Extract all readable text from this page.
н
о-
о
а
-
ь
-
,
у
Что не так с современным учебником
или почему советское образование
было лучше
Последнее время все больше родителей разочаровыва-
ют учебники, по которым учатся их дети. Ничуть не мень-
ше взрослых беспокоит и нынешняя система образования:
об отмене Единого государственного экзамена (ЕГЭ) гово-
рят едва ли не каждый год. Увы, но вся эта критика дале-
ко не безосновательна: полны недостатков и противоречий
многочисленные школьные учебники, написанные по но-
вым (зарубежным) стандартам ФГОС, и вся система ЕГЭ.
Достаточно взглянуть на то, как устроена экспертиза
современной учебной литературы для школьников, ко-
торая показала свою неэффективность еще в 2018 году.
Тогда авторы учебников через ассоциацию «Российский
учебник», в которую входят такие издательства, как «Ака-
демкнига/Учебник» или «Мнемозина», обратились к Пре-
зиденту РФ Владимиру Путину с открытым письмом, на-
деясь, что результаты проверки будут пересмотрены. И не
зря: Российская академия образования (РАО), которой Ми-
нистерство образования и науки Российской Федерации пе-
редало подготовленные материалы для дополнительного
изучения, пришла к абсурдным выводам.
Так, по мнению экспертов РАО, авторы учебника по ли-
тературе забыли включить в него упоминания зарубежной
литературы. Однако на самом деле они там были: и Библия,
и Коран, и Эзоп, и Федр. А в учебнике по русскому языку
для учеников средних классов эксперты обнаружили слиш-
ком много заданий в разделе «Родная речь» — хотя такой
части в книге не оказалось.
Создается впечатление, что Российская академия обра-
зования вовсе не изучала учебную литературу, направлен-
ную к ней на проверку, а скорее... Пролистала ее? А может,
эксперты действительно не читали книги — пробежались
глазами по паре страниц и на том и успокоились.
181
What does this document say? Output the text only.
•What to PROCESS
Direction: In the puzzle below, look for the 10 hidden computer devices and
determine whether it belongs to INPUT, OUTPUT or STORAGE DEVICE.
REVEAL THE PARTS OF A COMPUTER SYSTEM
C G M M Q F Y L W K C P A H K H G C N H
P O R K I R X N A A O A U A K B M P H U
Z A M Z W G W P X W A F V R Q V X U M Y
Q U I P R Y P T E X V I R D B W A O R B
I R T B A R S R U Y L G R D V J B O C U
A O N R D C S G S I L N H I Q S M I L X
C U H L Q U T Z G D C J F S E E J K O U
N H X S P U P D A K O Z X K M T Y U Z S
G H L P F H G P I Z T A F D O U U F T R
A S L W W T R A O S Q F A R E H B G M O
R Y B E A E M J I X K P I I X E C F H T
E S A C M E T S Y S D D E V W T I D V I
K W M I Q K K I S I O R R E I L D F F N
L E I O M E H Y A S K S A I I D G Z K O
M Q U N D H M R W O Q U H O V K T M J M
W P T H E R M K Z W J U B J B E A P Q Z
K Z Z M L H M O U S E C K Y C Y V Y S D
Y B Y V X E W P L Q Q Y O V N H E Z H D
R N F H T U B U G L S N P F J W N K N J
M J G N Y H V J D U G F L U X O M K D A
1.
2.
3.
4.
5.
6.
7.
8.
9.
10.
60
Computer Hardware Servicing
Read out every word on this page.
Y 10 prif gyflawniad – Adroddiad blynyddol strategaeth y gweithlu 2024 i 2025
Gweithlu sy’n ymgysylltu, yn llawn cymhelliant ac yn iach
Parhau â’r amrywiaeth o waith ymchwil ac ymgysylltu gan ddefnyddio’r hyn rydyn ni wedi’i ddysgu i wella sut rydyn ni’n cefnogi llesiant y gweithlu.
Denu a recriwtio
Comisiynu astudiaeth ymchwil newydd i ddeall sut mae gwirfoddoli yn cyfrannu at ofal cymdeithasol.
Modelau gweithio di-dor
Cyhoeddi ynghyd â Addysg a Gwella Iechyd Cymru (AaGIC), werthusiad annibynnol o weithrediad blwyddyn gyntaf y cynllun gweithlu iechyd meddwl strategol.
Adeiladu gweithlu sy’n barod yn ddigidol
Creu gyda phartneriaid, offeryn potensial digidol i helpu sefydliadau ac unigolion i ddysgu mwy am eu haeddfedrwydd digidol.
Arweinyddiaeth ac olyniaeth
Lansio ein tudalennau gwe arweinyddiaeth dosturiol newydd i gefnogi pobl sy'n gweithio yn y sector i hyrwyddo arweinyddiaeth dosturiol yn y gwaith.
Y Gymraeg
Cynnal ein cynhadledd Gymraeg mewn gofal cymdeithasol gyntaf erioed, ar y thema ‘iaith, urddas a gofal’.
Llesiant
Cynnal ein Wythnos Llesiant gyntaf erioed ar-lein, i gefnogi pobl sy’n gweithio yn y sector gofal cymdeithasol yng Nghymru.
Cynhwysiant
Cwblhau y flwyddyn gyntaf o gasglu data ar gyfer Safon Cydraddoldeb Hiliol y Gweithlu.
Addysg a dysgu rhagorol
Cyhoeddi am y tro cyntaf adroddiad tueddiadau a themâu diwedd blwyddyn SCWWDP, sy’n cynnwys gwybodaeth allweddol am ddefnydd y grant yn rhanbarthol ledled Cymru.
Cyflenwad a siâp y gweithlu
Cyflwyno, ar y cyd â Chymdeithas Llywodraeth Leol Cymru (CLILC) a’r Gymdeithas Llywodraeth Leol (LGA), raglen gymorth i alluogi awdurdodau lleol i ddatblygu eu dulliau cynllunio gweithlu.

● **What the exercise asks**
Pull every line containing "gweithio" out of the records.

● **Exercise result**
Modelau gweithio di-dor
Lansio ein tudalennau gwe arweinyddiaeth dosturiol newydd i gefnogi pobl sy'n gweithio yn y sector i hyrwyddo arweinyddiaeth dosturiol yn y gwaith.
Cynnal ein Wythnos Llesiant gyntaf erioed ar-lein, i gefnogi pobl sy’n gweithio yn y sector gofal cymdeithasol yng Nghymru.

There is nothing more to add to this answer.